*What this task involves:*
Please repeat all of the lines that follow, exactly as written.

[Begin]

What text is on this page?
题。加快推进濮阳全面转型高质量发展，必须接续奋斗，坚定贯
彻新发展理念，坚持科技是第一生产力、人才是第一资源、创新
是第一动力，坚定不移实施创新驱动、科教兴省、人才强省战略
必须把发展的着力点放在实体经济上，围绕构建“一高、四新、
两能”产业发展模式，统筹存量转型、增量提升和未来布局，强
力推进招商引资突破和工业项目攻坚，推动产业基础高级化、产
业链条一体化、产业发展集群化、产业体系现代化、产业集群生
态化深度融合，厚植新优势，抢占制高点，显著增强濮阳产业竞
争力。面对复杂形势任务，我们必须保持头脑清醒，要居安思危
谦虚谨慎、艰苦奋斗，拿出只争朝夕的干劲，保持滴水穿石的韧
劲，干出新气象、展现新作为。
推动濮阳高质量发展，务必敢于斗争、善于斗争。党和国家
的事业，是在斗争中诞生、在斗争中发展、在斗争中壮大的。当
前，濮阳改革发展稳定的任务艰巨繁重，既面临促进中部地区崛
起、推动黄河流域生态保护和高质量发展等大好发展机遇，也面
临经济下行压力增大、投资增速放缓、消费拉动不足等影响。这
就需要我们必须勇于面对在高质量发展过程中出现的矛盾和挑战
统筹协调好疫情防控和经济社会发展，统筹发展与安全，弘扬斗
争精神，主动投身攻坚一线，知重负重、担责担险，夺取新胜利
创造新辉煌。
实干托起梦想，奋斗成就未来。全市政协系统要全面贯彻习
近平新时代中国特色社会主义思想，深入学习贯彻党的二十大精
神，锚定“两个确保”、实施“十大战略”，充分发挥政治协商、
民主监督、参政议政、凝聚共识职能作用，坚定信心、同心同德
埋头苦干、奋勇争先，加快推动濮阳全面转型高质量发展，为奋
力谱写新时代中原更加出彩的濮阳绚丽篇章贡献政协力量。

[End]

*Full response:*
What text is on this page?
题。加快推进濮阳全面转型高质量发展，必须接续奋斗，坚定贯
彻新发展理念，坚持科技是第一生产力、人才是第一资源、创新
是第一动力，坚定不移实施创新驱动、科教兴省、人才强省战略
必须把发展的着力点放在实体经济上，围绕构建“一高、四新、
两能”产业发展模式，统筹存量转型、增量提升和未来布局，强
力推进招商引资突破和工业项目攻坚，推动产业基础高级化、产
业链条一体化、产业发展集群化、产业体系现代化、产业集群生
态化深度融合，厚植新优势，抢占制高点，显著增强濮阳产业竞
争力。面对复杂形势任务，我们必须保持头脑清醒，要居安思危
谦虚谨慎、艰苦奋斗，拿出只争朝夕的干劲，保持滴水穿石的韧
劲，干出新气象、展现新作为。
推动濮阳高质量发展，务必敢于斗争、善于斗争。党和国家
的事业，是在斗争中诞生、在斗争中发展、在斗争中壮大的。当
前，濮阳改革发展稳定的任务艰巨繁重，既面临促进中部地区崛
起、推动黄河流域生态保护和高质量发展等大好发展机遇，也面
临经济下行压力增大、投资增速放缓、消费拉动不足等影响。这
就需要我们必须勇于面对在高质量发展过程中出现的矛盾和挑战
统筹协调好疫情防控和经济社会发展，统筹发展与安全，弘扬斗
争精神，主动投身攻坚一线，知重负重、担责担险，夺取新胜利
创造新辉煌。
实干托起梦想，奋斗成就未来。全市政协系统要全面贯彻习
近平新时代中国特色社会主义思想，深入学习贯彻党的二十大精
神，锚定“两个确保”、实施“十大战略”，充分发挥政治协商、
民主监督、参政议政、凝聚共识职能作用，坚定信心、同心同德
埋头苦干、奋勇争先，加快推动濮阳全面转型高质量发展，为奋
力谱写新时代中原更加出彩的濮阳绚丽篇章贡献政协力量。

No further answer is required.